** Begin **
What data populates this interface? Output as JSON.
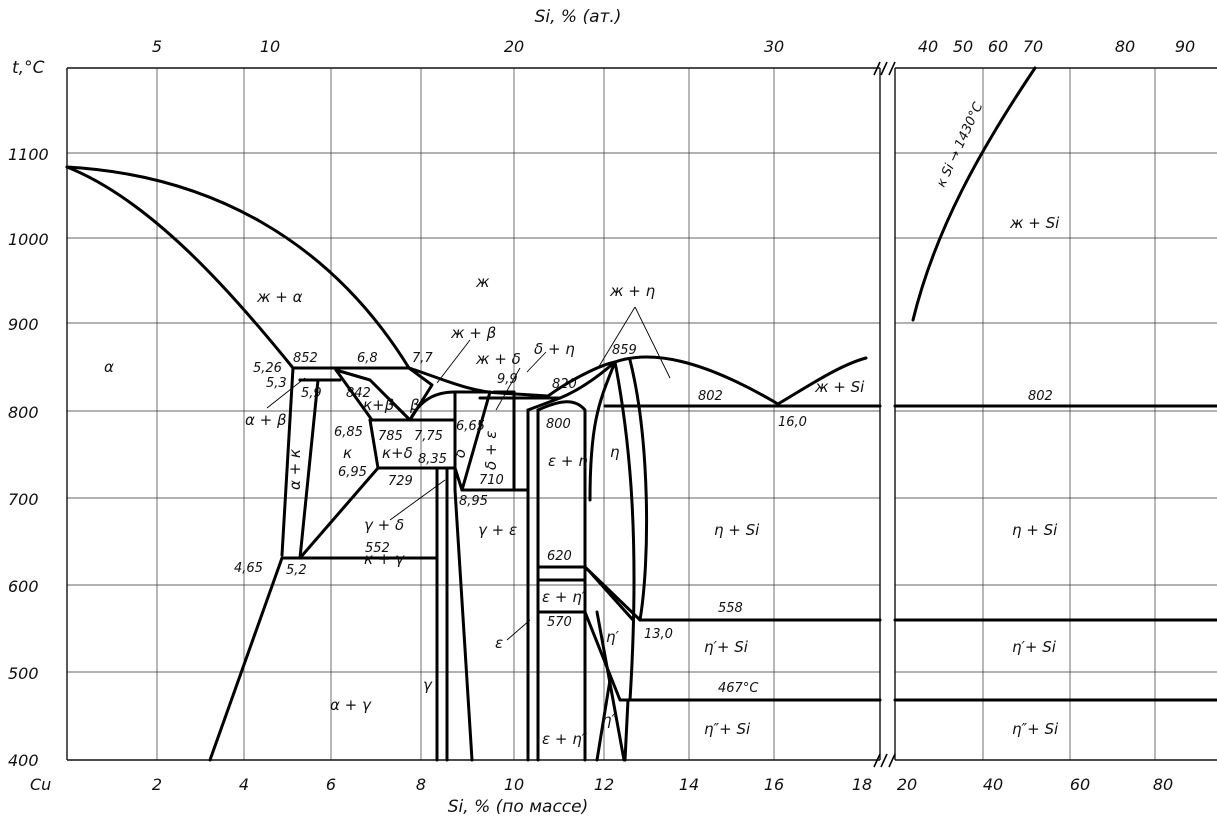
{
  "diagram": {
    "top_axis_title": "Si, % (ат.)",
    "bottom_axis_title": "Si, % (по массе)",
    "y_axis_title": "t,°С",
    "top_ticks_left": [
      "5",
      "10",
      "20",
      "30"
    ],
    "top_ticks_right": [
      "40",
      "50",
      "60",
      "70",
      "80",
      "90"
    ],
    "bottom_ticks_left": [
      "Cu",
      "2",
      "4",
      "6",
      "8",
      "10",
      "12",
      "14",
      "16",
      "18"
    ],
    "bottom_ticks_right": [
      "20",
      "40",
      "60",
      "80"
    ],
    "y_ticks": [
      "1100",
      "1000",
      "900",
      "800",
      "700",
      "600",
      "500",
      "400"
    ],
    "point_labels": {
      "p852": "852",
      "p526": "5,26",
      "p53": "5,3",
      "p59": "5,9",
      "p68": "6,8",
      "p842": "842",
      "p77": "7,7",
      "p685": "6,85",
      "p785": "785",
      "p775": "7,75",
      "p665": "6,65",
      "p99": "9,9",
      "p820": "820",
      "p859": "859",
      "p802a": "802",
      "p160": "16,0",
      "p800": "800",
      "p695": "6,95",
      "p729": "729",
      "p835": "8,35",
      "p710": "710",
      "p895": "8,95",
      "p620": "620",
      "p570": "570",
      "p558": "558",
      "p130": "13,0",
      "p465": "4,65",
      "p52": "5,2",
      "p552": "552",
      "p467": "467°С",
      "p802b": "802",
      "p1430": "к Si → 1430°С"
    },
    "phase_labels": {
      "alpha": "α",
      "liquid": "ж",
      "l_alpha": "ж + α",
      "l_beta": "ж + β",
      "l_delta": "ж + δ",
      "delta_eta": "δ + η",
      "l_eta": "ж + η",
      "l_si_low": "ж + Si",
      "l_si_high": "ж + Si",
      "kappa_beta": "к+β",
      "beta": "β",
      "kappa": "к",
      "kappa_delta": "к+δ",
      "delta": "δ",
      "delta_eps": "δ + ε",
      "alpha_beta": "α + β",
      "alpha_kappa": "α + к",
      "eps_eta": "ε + η",
      "eta": "η",
      "gamma_delta": "γ + δ",
      "kappa_gamma": "к + γ",
      "gamma_eps": "γ + ε",
      "eta_si": "η + Si",
      "eta_si_r": "η + Si",
      "eps_eta1": "ε + η′",
      "eta1": "η′",
      "eps": "ε",
      "gamma": "γ",
      "alpha_gamma": "α + γ",
      "eta1_si": "η′+ Si",
      "eta1_si_r": "η′+ Si",
      "eps_eta2": "ε + η″",
      "eta2": "η″",
      "eta2_si": "η″+ Si",
      "eta2_si_r": "η″+ Si"
    }
  }
}
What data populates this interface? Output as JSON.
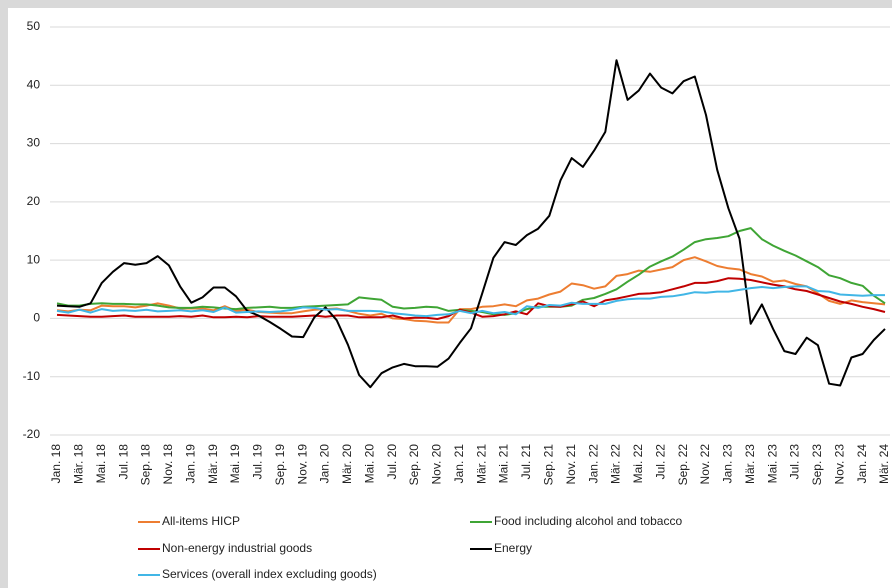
{
  "chart_data": {
    "type": "line",
    "categories": [
      "Jan. 18",
      null,
      "Mär. 18",
      null,
      "Mai. 18",
      null,
      "Jul. 18",
      null,
      "Sep. 18",
      null,
      "Nov. 18",
      null,
      "Jan. 19",
      null,
      "Mär. 19",
      null,
      "Mai. 19",
      null,
      "Jul. 19",
      null,
      "Sep. 19",
      null,
      "Nov. 19",
      null,
      "Jan. 20",
      null,
      "Mär. 20",
      null,
      "Mai. 20",
      null,
      "Jul. 20",
      null,
      "Sep. 20",
      null,
      "Nov. 20",
      null,
      "Jan. 21",
      null,
      "Mär. 21",
      null,
      "Mai. 21",
      null,
      "Jul. 21",
      null,
      "Sep. 21",
      null,
      "Nov. 21",
      null,
      "Jan. 22",
      null,
      "Mär. 22",
      null,
      "Mai. 22",
      null,
      "Jul. 22",
      null,
      "Sep. 22",
      null,
      "Nov. 22",
      null,
      "Jan. 23",
      null,
      "Mär. 23",
      null,
      "Mai. 23",
      null,
      "Jul. 23",
      null,
      "Sep. 23",
      null,
      "Nov. 23",
      null,
      "Jan. 24",
      null,
      "Mär. 24"
    ],
    "series": [
      {
        "name": "All-items HICP",
        "color": "#ed7d31",
        "values": [
          1.4,
          1.2,
          1.5,
          1.4,
          2.2,
          2.1,
          2.1,
          1.9,
          2.2,
          2.6,
          2.2,
          1.7,
          1.7,
          1.7,
          1.4,
          2.1,
          1.3,
          1.5,
          1.1,
          1.0,
          0.9,
          0.9,
          1.2,
          1.5,
          1.6,
          1.7,
          1.3,
          0.8,
          0.5,
          0.8,
          0.0,
          -0.1,
          -0.4,
          -0.5,
          -0.7,
          -0.7,
          1.6,
          1.6,
          2.0,
          2.1,
          2.4,
          2.1,
          3.1,
          3.4,
          4.1,
          4.6,
          6.0,
          5.7,
          5.1,
          5.5,
          7.3,
          7.6,
          8.2,
          8.0,
          8.4,
          8.8,
          10.0,
          10.5,
          9.8,
          9.0,
          8.6,
          8.4,
          7.6,
          7.2,
          6.3,
          6.5,
          5.9,
          5.5,
          4.3,
          3.0,
          2.5,
          3.1,
          2.8,
          2.6,
          2.4
        ]
      },
      {
        "name": "Food including alcohol and tobacco",
        "color": "#3fa535",
        "values": [
          2.6,
          2.2,
          2.2,
          2.5,
          2.6,
          2.5,
          2.5,
          2.4,
          2.4,
          2.2,
          1.9,
          1.8,
          1.8,
          2.0,
          1.9,
          1.7,
          1.6,
          1.8,
          1.9,
          2.0,
          1.8,
          1.8,
          2.0,
          2.1,
          2.2,
          2.3,
          2.4,
          3.6,
          3.4,
          3.2,
          2.0,
          1.7,
          1.8,
          2.0,
          1.9,
          1.3,
          1.5,
          1.3,
          1.1,
          0.7,
          0.6,
          0.9,
          1.6,
          2.0,
          2.0,
          2.0,
          2.2,
          3.2,
          3.5,
          4.2,
          5.0,
          6.3,
          7.5,
          8.9,
          9.8,
          10.6,
          11.8,
          13.1,
          13.6,
          13.8,
          14.1,
          15.0,
          15.5,
          13.6,
          12.5,
          11.6,
          10.8,
          9.8,
          8.8,
          7.4,
          6.9,
          6.1,
          5.6,
          3.9,
          2.6
        ]
      },
      {
        "name": "Non-energy industrial goods",
        "color": "#c00000",
        "values": [
          0.6,
          0.5,
          0.4,
          0.3,
          0.3,
          0.4,
          0.5,
          0.3,
          0.3,
          0.3,
          0.3,
          0.4,
          0.3,
          0.5,
          0.2,
          0.2,
          0.3,
          0.2,
          0.4,
          0.3,
          0.3,
          0.3,
          0.4,
          0.5,
          0.3,
          0.5,
          0.5,
          0.2,
          0.2,
          0.2,
          0.5,
          0.0,
          0.1,
          0.1,
          -0.1,
          0.4,
          1.5,
          1.0,
          0.3,
          0.4,
          0.7,
          1.2,
          0.7,
          2.6,
          2.1,
          2.0,
          2.4,
          2.9,
          2.1,
          3.1,
          3.4,
          3.8,
          4.2,
          4.3,
          4.5,
          5.0,
          5.5,
          6.1,
          6.1,
          6.4,
          6.9,
          6.8,
          6.6,
          6.2,
          5.8,
          5.5,
          5.0,
          4.7,
          4.1,
          3.5,
          2.9,
          2.5,
          2.0,
          1.6,
          1.1
        ]
      },
      {
        "name": "Energy",
        "color": "#000000",
        "values": [
          2.2,
          2.1,
          2.0,
          2.6,
          6.1,
          8.0,
          9.5,
          9.2,
          9.5,
          10.7,
          9.1,
          5.5,
          2.7,
          3.6,
          5.3,
          5.3,
          3.8,
          1.3,
          0.5,
          -0.6,
          -1.8,
          -3.1,
          -3.2,
          0.2,
          1.9,
          -0.3,
          -4.5,
          -9.7,
          -11.8,
          -9.4,
          -8.4,
          -7.8,
          -8.2,
          -8.2,
          -8.3,
          -6.9,
          -4.2,
          -1.7,
          4.3,
          10.4,
          13.1,
          12.6,
          14.3,
          15.4,
          17.6,
          23.7,
          27.5,
          26.0,
          28.8,
          32.0,
          44.3,
          37.5,
          39.1,
          42.0,
          39.6,
          38.6,
          40.7,
          41.5,
          34.9,
          25.5,
          18.9,
          13.7,
          -0.9,
          2.4,
          -1.8,
          -5.6,
          -6.1,
          -3.3,
          -4.6,
          -11.2,
          -11.5,
          -6.7,
          -6.1,
          -3.7,
          -1.8
        ]
      },
      {
        "name": "Services (overall index excluding goods)",
        "color": "#41b6e6",
        "values": [
          1.3,
          1.0,
          1.5,
          1.0,
          1.6,
          1.3,
          1.4,
          1.3,
          1.5,
          1.2,
          1.3,
          1.4,
          1.2,
          1.4,
          1.1,
          1.9,
          1.0,
          1.1,
          1.2,
          1.1,
          1.2,
          1.5,
          1.9,
          1.8,
          1.5,
          1.6,
          1.3,
          1.3,
          1.3,
          1.2,
          0.9,
          0.7,
          0.5,
          0.4,
          0.6,
          0.7,
          1.3,
          0.9,
          1.3,
          0.9,
          1.1,
          0.7,
          2.1,
          1.8,
          2.3,
          2.2,
          2.7,
          2.5,
          2.5,
          2.5,
          3.0,
          3.3,
          3.4,
          3.4,
          3.7,
          3.8,
          4.1,
          4.5,
          4.4,
          4.6,
          4.6,
          4.9,
          5.2,
          5.4,
          5.2,
          5.4,
          5.5,
          5.5,
          4.7,
          4.6,
          4.1,
          4.0,
          3.9,
          4.0,
          4.0
        ]
      }
    ],
    "ylim": [
      -20,
      50
    ],
    "yticks": [
      -20,
      -10,
      0,
      10,
      20,
      30,
      40,
      50
    ],
    "grid": true
  }
}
** End **
The problem: Every line above that contains the word "color" should be reported.

Answer to the task:
        "color": "#ed7d31",
        "color": "#3fa535",
        "color": "#c00000",
        "color": "#000000",
        "color": "#41b6e6",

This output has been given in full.